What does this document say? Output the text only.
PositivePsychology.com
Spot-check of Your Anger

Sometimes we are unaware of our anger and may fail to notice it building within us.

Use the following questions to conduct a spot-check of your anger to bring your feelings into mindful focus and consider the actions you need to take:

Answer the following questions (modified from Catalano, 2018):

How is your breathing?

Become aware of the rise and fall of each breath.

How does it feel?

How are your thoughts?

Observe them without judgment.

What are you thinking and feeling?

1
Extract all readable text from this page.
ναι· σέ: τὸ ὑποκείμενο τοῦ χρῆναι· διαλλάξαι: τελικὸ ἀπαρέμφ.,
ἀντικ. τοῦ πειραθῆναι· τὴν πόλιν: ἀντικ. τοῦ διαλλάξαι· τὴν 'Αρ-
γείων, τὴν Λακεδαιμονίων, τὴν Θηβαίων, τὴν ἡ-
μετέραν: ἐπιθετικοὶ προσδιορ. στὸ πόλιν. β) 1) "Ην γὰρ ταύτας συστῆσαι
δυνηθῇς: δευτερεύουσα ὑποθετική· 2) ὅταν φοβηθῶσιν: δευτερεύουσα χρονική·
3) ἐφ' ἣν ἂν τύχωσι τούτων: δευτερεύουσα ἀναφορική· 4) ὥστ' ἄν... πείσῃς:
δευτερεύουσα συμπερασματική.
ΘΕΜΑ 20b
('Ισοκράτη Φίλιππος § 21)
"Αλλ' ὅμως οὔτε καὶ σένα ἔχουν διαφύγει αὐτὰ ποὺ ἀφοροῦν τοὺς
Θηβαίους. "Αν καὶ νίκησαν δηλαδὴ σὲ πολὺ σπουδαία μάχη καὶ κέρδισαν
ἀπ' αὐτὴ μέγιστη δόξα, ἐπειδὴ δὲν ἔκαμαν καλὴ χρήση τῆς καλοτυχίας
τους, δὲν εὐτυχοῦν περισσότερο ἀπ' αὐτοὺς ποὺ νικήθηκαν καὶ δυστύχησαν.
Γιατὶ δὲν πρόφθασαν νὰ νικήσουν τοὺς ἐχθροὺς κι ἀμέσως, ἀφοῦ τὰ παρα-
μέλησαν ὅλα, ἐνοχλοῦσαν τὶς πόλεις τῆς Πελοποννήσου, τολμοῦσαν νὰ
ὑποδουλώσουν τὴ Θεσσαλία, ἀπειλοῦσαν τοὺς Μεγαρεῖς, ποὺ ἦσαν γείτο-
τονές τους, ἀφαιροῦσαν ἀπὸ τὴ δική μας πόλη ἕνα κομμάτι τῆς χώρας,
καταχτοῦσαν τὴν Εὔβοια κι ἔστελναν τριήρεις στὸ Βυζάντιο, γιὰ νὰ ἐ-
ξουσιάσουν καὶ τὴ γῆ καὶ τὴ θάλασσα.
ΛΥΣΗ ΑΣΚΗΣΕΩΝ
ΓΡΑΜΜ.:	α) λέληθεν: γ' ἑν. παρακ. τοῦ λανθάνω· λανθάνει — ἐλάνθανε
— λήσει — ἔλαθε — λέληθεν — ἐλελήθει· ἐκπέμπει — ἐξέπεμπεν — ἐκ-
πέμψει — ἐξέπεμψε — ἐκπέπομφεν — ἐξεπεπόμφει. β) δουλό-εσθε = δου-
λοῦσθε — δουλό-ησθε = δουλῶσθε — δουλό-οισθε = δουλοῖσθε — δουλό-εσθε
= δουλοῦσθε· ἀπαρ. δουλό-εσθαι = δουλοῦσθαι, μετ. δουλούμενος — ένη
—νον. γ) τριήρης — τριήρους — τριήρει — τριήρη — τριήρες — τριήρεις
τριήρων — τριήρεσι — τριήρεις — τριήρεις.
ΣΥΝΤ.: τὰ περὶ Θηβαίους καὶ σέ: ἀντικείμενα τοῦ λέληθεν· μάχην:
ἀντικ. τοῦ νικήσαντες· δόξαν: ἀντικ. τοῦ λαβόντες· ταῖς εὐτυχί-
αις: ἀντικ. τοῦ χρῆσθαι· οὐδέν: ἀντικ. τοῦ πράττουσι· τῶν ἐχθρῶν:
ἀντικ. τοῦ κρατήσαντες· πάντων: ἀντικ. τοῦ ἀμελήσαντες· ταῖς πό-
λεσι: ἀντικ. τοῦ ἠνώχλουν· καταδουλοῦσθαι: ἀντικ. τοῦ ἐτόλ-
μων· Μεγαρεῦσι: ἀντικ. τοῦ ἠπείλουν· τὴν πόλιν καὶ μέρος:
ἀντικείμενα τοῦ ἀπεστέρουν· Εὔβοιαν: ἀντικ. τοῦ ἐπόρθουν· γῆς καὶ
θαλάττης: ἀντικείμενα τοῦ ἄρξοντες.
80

[Work to be completed] Write out the whole listing again, exactly as it stands.

[Written solution]
What does this document say? Output the text only.
PositivePsychology.com
Spot-check of Your Anger

Sometimes we are unaware of our anger and may fail to notice it building within us.

Use the following questions to conduct a spot-check of your anger to bring your feelings into mindful focus and consider the actions you need to take:

Answer the following questions (modified from Catalano, 2018):

How is your breathing?

Become aware of the rise and fall of each breath.

How does it feel?

How are your thoughts?

Observe them without judgment.

What are you thinking and feeling?

1
Extract all readable text from this page.
ναι· σέ: τὸ ὑποκείμενο τοῦ χρῆναι· διαλλάξαι: τελικὸ ἀπαρέμφ.,
ἀντικ. τοῦ πειραθῆναι· τὴν πόλιν: ἀντικ. τοῦ διαλλάξαι· τὴν 'Αρ-
γείων, τὴν Λακεδαιμονίων, τὴν Θηβαίων, τὴν ἡ-
μετέραν: ἐπιθετικοὶ προσδιορ. στὸ πόλιν. β) 1) "Ην γὰρ ταύτας συστῆσαι
δυνηθῇς: δευτερεύουσα ὑποθετική· 2) ὅταν φοβηθῶσιν: δευτερεύουσα χρονική·
3) ἐφ' ἣν ἂν τύχωσι τούτων: δευτερεύουσα ἀναφορική· 4) ὥστ' ἄν... πείσῃς:
δευτερεύουσα συμπερασματική.
ΘΕΜΑ 20b
('Ισοκράτη Φίλιππος § 21)
"Αλλ' ὅμως οὔτε καὶ σένα ἔχουν διαφύγει αὐτὰ ποὺ ἀφοροῦν τοὺς
Θηβαίους. "Αν καὶ νίκησαν δηλαδὴ σὲ πολὺ σπουδαία μάχη καὶ κέρδισαν
ἀπ' αὐτὴ μέγιστη δόξα, ἐπειδὴ δὲν ἔκαμαν καλὴ χρήση τῆς καλοτυχίας
τους, δὲν εὐτυχοῦν περισσότερο ἀπ' αὐτοὺς ποὺ νικήθηκαν καὶ δυστύχησαν.
Γιατὶ δὲν πρόφθασαν νὰ νικήσουν τοὺς ἐχθροὺς κι ἀμέσως, ἀφοῦ τὰ παρα-
μέλησαν ὅλα, ἐνοχλοῦσαν τὶς πόλεις τῆς Πελοποννήσου, τολμοῦσαν νὰ
ὑποδουλώσουν τὴ Θεσσαλία, ἀπειλοῦσαν τοὺς Μεγαρεῖς, ποὺ ἦσαν γείτο-
τονές τους, ἀφαιροῦσαν ἀπὸ τὴ δική μας πόλη ἕνα κομμάτι τῆς χώρας,
καταχτοῦσαν τὴν Εὔβοια κι ἔστελναν τριήρεις στὸ Βυζάντιο, γιὰ νὰ ἐ-
ξουσιάσουν καὶ τὴ γῆ καὶ τὴ θάλασσα.
ΛΥΣΗ ΑΣΚΗΣΕΩΝ
ΓΡΑΜΜ.:	α) λέληθεν: γ' ἑν. παρακ. τοῦ λανθάνω· λανθάνει — ἐλάνθανε
— λήσει — ἔλαθε — λέληθεν — ἐλελήθει· ἐκπέμπει — ἐξέπεμπεν — ἐκ-
πέμψει — ἐξέπεμψε — ἐκπέπομφεν — ἐξεπεπόμφει. β) δουλό-εσθε = δου-
λοῦσθε — δουλό-ησθε = δουλῶσθε — δουλό-οισθε = δουλοῖσθε — δουλό-εσθε
= δουλοῦσθε· ἀπαρ. δουλό-εσθαι = δουλοῦσθαι, μετ. δουλούμενος — ένη
—νον. γ) τριήρης — τριήρους — τριήρει — τριήρη — τριήρες — τριήρεις
τριήρων — τριήρεσι — τριήρεις — τριήρεις.
ΣΥΝΤ.: τὰ περὶ Θηβαίους καὶ σέ: ἀντικείμενα τοῦ λέληθεν· μάχην:
ἀντικ. τοῦ νικήσαντες· δόξαν: ἀντικ. τοῦ λαβόντες· ταῖς εὐτυχί-
αις: ἀντικ. τοῦ χρῆσθαι· οὐδέν: ἀντικ. τοῦ πράττουσι· τῶν ἐχθρῶν:
ἀντικ. τοῦ κρατήσαντες· πάντων: ἀντικ. τοῦ ἀμελήσαντες· ταῖς πό-
λεσι: ἀντικ. τοῦ ἠνώχλουν· καταδουλοῦσθαι: ἀντικ. τοῦ ἐτόλ-
μων· Μεγαρεῦσι: ἀντικ. τοῦ ἠπείλουν· τὴν πόλιν καὶ μέρος:
ἀντικείμενα τοῦ ἀπεστέρουν· Εὔβοιαν: ἀντικ. τοῦ ἐπόρθουν· γῆς καὶ
θαλάττης: ἀντικείμενα τοῦ ἄρξοντες.
80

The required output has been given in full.